[Dataset entries on figures]
◇ ◇ ◇
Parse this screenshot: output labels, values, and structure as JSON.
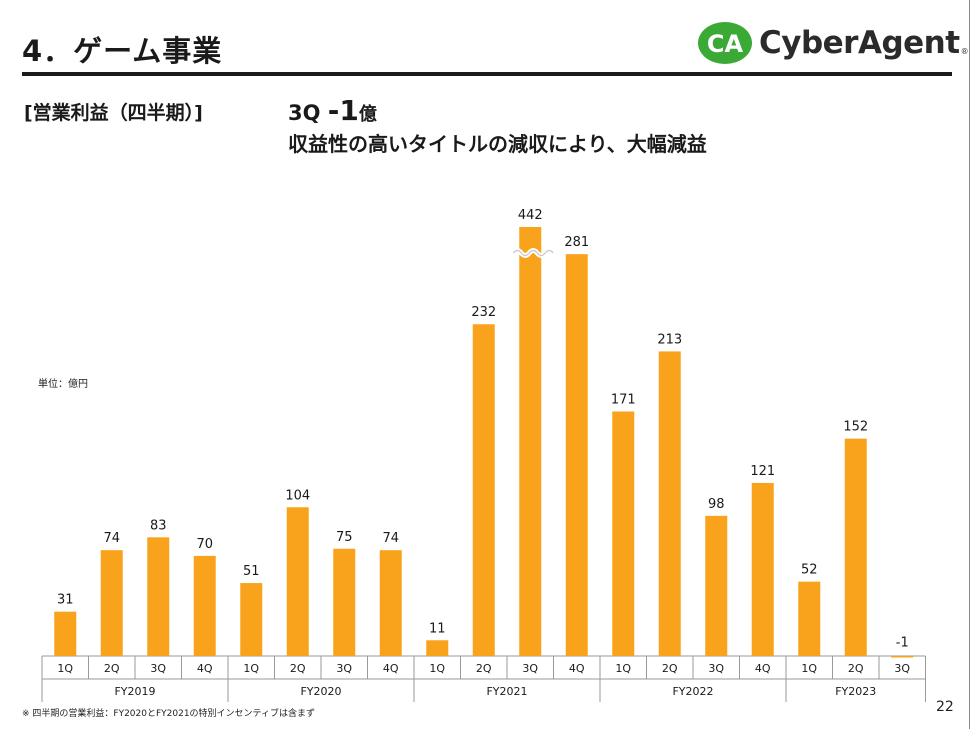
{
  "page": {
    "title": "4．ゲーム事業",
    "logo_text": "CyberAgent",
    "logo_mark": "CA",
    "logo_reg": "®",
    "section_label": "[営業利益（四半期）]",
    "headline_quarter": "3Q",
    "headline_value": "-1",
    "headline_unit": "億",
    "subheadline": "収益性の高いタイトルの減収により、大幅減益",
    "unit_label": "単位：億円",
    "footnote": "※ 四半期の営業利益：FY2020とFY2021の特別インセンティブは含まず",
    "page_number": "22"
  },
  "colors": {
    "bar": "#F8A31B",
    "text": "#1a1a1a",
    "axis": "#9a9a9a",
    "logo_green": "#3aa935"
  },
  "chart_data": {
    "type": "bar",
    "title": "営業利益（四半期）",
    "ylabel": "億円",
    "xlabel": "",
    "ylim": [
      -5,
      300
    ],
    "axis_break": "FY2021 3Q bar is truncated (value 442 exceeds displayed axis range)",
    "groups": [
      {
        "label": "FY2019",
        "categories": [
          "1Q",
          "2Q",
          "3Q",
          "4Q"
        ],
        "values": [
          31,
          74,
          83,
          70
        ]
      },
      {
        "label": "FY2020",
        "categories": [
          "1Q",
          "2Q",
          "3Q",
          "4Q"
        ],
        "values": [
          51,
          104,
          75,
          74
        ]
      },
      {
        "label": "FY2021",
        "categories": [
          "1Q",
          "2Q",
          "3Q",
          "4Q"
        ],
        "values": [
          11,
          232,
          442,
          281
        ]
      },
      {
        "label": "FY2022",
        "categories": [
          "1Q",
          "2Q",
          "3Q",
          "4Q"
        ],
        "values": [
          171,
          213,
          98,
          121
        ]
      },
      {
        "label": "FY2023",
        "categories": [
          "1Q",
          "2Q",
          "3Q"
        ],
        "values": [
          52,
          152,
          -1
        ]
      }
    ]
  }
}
◇ ◇ ◇
> **Exercise prompt**: Reproduce every entry exactly, but omit each picture.

> **Answer to the task**:
Parse this screenshot: output labels, values, and structure as JSON.
{
  "page": {
    "title": "4．ゲーム事業",
    "logo_text": "CyberAgent",
    "logo_mark": "CA",
    "logo_reg": "®",
    "section_label": "[営業利益（四半期）]",
    "headline_quarter": "3Q",
    "headline_value": "-1",
    "headline_unit": "億",
    "subheadline": "収益性の高いタイトルの減収により、大幅減益",
    "unit_label": "単位：億円",
    "footnote": "※ 四半期の営業利益：FY2020とFY2021の特別インセンティブは含まず",
    "page_number": "22"
  },
  "colors": {
    "bar": "#F8A31B",
    "text": "#1a1a1a",
    "axis": "#9a9a9a",
    "logo_green": "#3aa935"
  },
  "chart_data": {
    "type": "bar",
    "title": "営業利益（四半期）",
    "ylabel": "億円",
    "xlabel": "",
    "ylim": [
      -5,
      300
    ],
    "axis_break": "FY2021 3Q bar is truncated (value 442 exceeds displayed axis range)",
    "groups": [
      {
        "label": "FY2019",
        "categories": [
          "1Q",
          "2Q",
          "3Q",
          "4Q"
        ],
        "values": [
          31,
          74,
          83,
          70
        ]
      },
      {
        "label": "FY2020",
        "categories": [
          "1Q",
          "2Q",
          "3Q",
          "4Q"
        ],
        "values": [
          51,
          104,
          75,
          74
        ]
      },
      {
        "label": "FY2021",
        "categories": [
          "1Q",
          "2Q",
          "3Q",
          "4Q"
        ],
        "values": [
          11,
          232,
          442,
          281
        ]
      },
      {
        "label": "FY2022",
        "categories": [
          "1Q",
          "2Q",
          "3Q",
          "4Q"
        ],
        "values": [
          171,
          213,
          98,
          121
        ]
      },
      {
        "label": "FY2023",
        "categories": [
          "1Q",
          "2Q",
          "3Q"
        ],
        "values": [
          52,
          152,
          -1
        ]
      }
    ]
  }
}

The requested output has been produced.